● What is needed
Extract the lines that carry the string "color" from the listing.

● Given data
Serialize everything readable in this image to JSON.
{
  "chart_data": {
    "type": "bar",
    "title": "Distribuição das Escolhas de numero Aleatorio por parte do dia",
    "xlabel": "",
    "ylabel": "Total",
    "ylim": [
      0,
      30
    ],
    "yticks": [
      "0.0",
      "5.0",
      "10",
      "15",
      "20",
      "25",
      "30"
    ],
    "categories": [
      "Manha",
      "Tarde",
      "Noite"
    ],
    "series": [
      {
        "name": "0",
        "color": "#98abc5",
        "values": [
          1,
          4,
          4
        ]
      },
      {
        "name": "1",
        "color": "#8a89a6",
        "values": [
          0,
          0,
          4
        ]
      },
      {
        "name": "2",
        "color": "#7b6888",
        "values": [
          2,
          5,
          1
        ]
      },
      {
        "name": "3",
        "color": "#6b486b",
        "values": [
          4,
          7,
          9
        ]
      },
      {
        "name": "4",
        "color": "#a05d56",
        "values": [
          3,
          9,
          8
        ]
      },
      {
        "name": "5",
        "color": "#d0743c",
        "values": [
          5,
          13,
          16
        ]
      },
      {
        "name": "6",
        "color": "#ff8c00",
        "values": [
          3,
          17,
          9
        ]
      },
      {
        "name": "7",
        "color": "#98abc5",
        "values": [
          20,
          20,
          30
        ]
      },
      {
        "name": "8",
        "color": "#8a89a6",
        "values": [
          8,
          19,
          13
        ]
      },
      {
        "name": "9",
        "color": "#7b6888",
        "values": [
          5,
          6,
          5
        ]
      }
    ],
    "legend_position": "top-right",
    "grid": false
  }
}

● Written answer
        "color": "#98abc5",
        "color": "#8a89a6",
        "color": "#7b6888",
        "color": "#6b486b",
        "color": "#a05d56",
        "color": "#d0743c",
        "color": "#ff8c00",
        "color": "#98abc5",
        "color": "#8a89a6",
        "color": "#7b6888",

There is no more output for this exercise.